_TASK_
In this exercise, reproduce all the entries that follow exactly.

_INFORMATION SHOWN_
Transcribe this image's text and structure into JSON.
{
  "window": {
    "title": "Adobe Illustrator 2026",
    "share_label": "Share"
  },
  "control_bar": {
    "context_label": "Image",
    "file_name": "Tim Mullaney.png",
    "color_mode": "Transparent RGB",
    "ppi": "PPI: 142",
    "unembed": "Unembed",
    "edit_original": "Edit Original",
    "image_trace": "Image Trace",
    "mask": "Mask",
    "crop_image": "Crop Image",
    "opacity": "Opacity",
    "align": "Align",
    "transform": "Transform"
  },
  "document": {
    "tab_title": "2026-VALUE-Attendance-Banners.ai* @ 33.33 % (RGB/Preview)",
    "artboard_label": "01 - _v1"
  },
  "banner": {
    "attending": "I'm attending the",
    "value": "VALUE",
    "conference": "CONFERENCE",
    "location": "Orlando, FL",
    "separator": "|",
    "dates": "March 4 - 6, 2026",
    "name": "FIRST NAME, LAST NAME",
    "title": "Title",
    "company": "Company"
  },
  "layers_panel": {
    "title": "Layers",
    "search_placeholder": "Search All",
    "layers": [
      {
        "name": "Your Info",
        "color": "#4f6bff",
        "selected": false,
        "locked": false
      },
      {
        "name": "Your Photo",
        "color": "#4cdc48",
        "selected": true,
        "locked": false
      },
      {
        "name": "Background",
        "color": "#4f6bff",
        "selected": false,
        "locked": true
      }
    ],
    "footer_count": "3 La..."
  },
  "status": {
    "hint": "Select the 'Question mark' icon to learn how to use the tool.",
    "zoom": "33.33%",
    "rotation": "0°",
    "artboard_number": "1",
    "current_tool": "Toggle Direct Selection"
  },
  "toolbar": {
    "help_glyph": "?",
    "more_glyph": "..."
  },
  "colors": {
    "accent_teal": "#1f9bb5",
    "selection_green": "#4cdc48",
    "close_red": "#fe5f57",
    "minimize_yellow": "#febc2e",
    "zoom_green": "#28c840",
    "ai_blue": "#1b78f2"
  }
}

_FULL RESPONSE_
Transcribe this image's text and structure into JSON.
{
  "window": {
    "title": "Adobe Illustrator 2026",
    "share_label": "Share"
  },
  "control_bar": {
    "context_label": "Image",
    "file_name": "Tim Mullaney.png",
    "color_mode": "Transparent RGB",
    "ppi": "PPI: 142",
    "unembed": "Unembed",
    "edit_original": "Edit Original",
    "image_trace": "Image Trace",
    "mask": "Mask",
    "crop_image": "Crop Image",
    "opacity": "Opacity",
    "align": "Align",
    "transform": "Transform"
  },
  "document": {
    "tab_title": "2026-VALUE-Attendance-Banners.ai* @ 33.33 % (RGB/Preview)",
    "artboard_label": "01 - _v1"
  },
  "banner": {
    "attending": "I'm attending the",
    "value": "VALUE",
    "conference": "CONFERENCE",
    "location": "Orlando, FL",
    "separator": "|",
    "dates": "March 4 - 6, 2026",
    "name": "FIRST NAME, LAST NAME",
    "title": "Title",
    "company": "Company"
  },
  "layers_panel": {
    "title": "Layers",
    "search_placeholder": "Search All",
    "layers": [
      {
        "name": "Your Info",
        "color": "#4f6bff",
        "selected": false,
        "locked": false
      },
      {
        "name": "Your Photo",
        "color": "#4cdc48",
        "selected": true,
        "locked": false
      },
      {
        "name": "Background",
        "color": "#4f6bff",
        "selected": false,
        "locked": true
      }
    ],
    "footer_count": "3 La..."
  },
  "status": {
    "hint": "Select the 'Question mark' icon to learn how to use the tool.",
    "zoom": "33.33%",
    "rotation": "0°",
    "artboard_number": "1",
    "current_tool": "Toggle Direct Selection"
  },
  "toolbar": {
    "help_glyph": "?",
    "more_glyph": "..."
  },
  "colors": {
    "accent_teal": "#1f9bb5",
    "selection_green": "#4cdc48",
    "close_red": "#fe5f57",
    "minimize_yellow": "#febc2e",
    "zoom_green": "#28c840",
    "ai_blue": "#1b78f2"
  }
}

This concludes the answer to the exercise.